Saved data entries
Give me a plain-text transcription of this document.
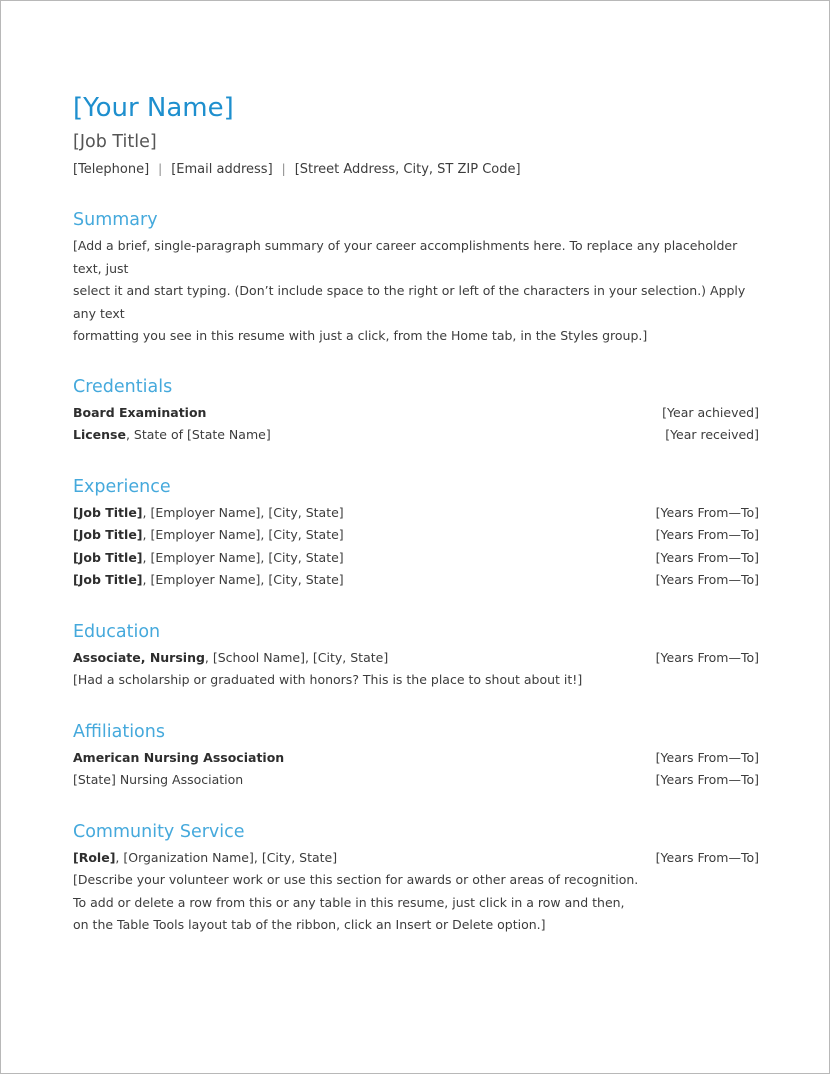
[Your Name]
[Job Title]
[Telephone] | [Email address] | [Street Address, City, ST ZIP Code]
Summary
[Add a brief, single-paragraph summary of your career accomplishments here. To replace any placeholder text, just
select it and start typing. (Don’t include space to the right or left of the characters in your selection.) Apply any text
formatting you see in this resume with just a click, from the Home tab, in the Styles group.]
Credentials
Board Examination	[Year achieved]
License, State of [State Name]	[Year received]
Experience
[Job Title], [Employer Name], [City, State]	[Years From—To]
[Job Title], [Employer Name], [City, State]	[Years From—To]
[Job Title], [Employer Name], [City, State]	[Years From—To]
[Job Title], [Employer Name], [City, State]	[Years From—To]
Education
Associate, Nursing, [School Name], [City, State]	[Years From—To]
[Had a scholarship or graduated with honors? This is the place to shout about it!]
Affiliations
American Nursing Association	[Years From—To]
[State] Nursing Association	[Years From—To]
Community Service
[Role], [Organization Name], [City, State]	[Years From—To]
[Describe your volunteer work or use this section for awards or other areas of recognition.
To add or delete a row from this or any table in this resume, just click in a row and then,
on the Table Tools layout tab of the ribbon, click an Insert or Delete option.]
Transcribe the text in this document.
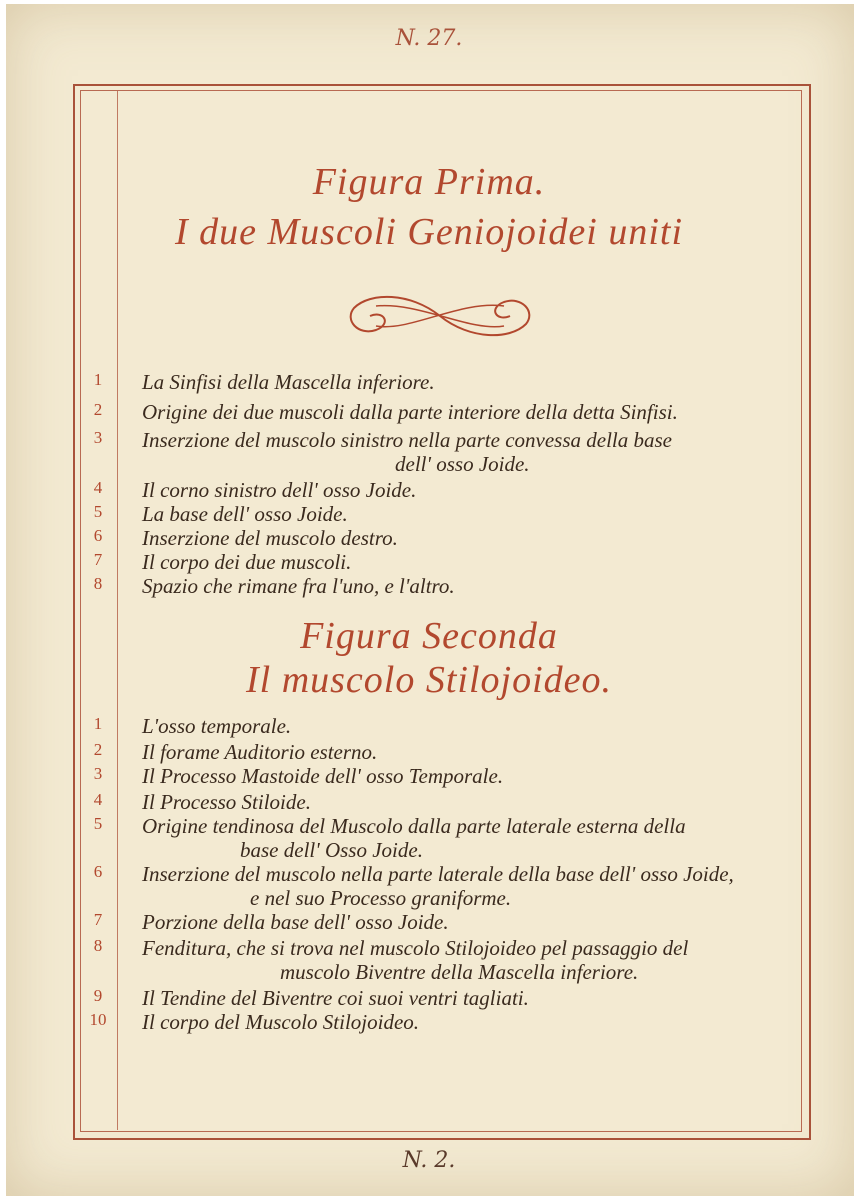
N. 27.
Figura Prima.
I due Muscoli Geniojoidei uniti
1	La Sinfisi della Mascella inferiore.
2	Origine dei due muscoli dalla parte interiore della detta Sinfisi.
3	Inserzione del muscolo sinistro nella parte convessa della base
dell' osso Joide.
4	Il corno sinistro dell' osso Joide.
5	La base dell' osso Joide.
6	Inserzione del muscolo destro.
7	Il corpo dei due muscoli.
8	Spazio che rimane fra l'uno, e l'altro.
Figura Seconda
Il muscolo Stilojoideo.
1	L'osso temporale.
2	Il forame Auditorio esterno.
3	Il Processo Mastoide dell' osso Temporale.
4	Il Processo Stiloide.
5	Origine tendinosa del Muscolo dalla parte laterale esterna della
base dell' Osso Joide.
6	Inserzione del muscolo nella parte laterale della base dell' osso Joide,
e nel suo Processo graniforme.
7	Porzione della base dell' osso Joide.
8	Fenditura, che si trova nel muscolo Stilojoideo pel passaggio del
muscolo Biventre della Mascella inferiore.
9	Il Tendine del Biventre coi suoi ventri tagliati.
10 Il corpo del Muscolo Stilojoideo.
N. 2.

- Task
Report each line of the material above where the word "sinistro" appears.

- Solution for this exercise
3	Inserzione del muscolo sinistro nella parte convessa della base
4	Il corno sinistro dell' osso Joide.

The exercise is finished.